SET EXERCISE:
An exact copy of all the data is required, with pictures left out.

DATASET ROWS:
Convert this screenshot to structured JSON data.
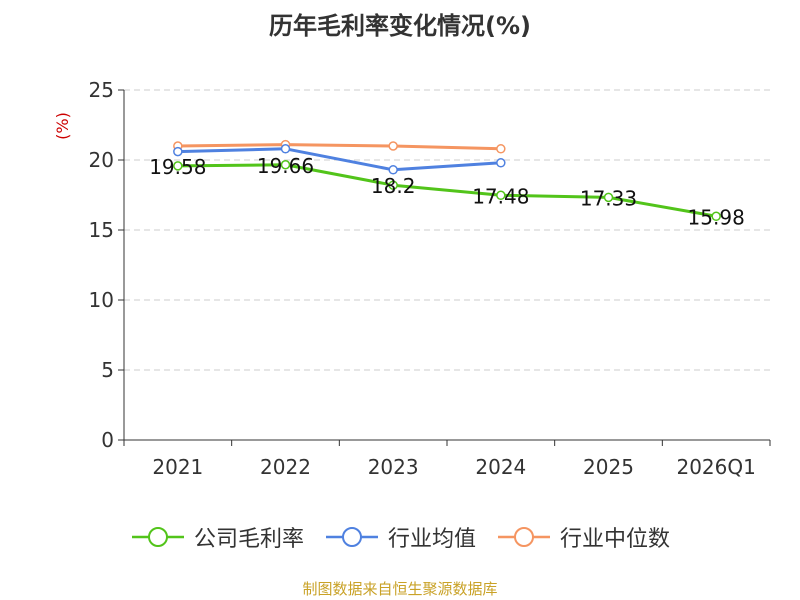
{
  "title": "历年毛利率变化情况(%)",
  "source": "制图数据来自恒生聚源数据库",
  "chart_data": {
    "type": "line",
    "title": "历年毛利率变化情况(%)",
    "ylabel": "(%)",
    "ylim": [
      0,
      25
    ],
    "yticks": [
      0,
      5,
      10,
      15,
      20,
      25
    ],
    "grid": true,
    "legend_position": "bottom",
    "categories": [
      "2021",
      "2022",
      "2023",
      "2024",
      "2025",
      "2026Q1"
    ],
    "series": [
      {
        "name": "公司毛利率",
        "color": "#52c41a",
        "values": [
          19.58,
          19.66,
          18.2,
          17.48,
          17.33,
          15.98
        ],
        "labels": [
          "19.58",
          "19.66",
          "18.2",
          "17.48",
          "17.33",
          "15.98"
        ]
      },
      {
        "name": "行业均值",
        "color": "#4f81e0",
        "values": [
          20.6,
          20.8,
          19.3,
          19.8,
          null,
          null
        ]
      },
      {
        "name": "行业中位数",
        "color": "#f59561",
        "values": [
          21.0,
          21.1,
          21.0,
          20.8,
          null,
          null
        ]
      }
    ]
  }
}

RESPONSE TO THE TASK:
Convert this screenshot to structured JSON data.
{
  "title": "历年毛利率变化情况(%)",
  "source": "制图数据来自恒生聚源数据库",
  "chart_data": {
    "type": "line",
    "title": "历年毛利率变化情况(%)",
    "ylabel": "(%)",
    "ylim": [
      0,
      25
    ],
    "yticks": [
      0,
      5,
      10,
      15,
      20,
      25
    ],
    "grid": true,
    "legend_position": "bottom",
    "categories": [
      "2021",
      "2022",
      "2023",
      "2024",
      "2025",
      "2026Q1"
    ],
    "series": [
      {
        "name": "公司毛利率",
        "color": "#52c41a",
        "values": [
          19.58,
          19.66,
          18.2,
          17.48,
          17.33,
          15.98
        ],
        "labels": [
          "19.58",
          "19.66",
          "18.2",
          "17.48",
          "17.33",
          "15.98"
        ]
      },
      {
        "name": "行业均值",
        "color": "#4f81e0",
        "values": [
          20.6,
          20.8,
          19.3,
          19.8,
          null,
          null
        ]
      },
      {
        "name": "行业中位数",
        "color": "#f59561",
        "values": [
          21.0,
          21.1,
          21.0,
          20.8,
          null,
          null
        ]
      }
    ]
  }
}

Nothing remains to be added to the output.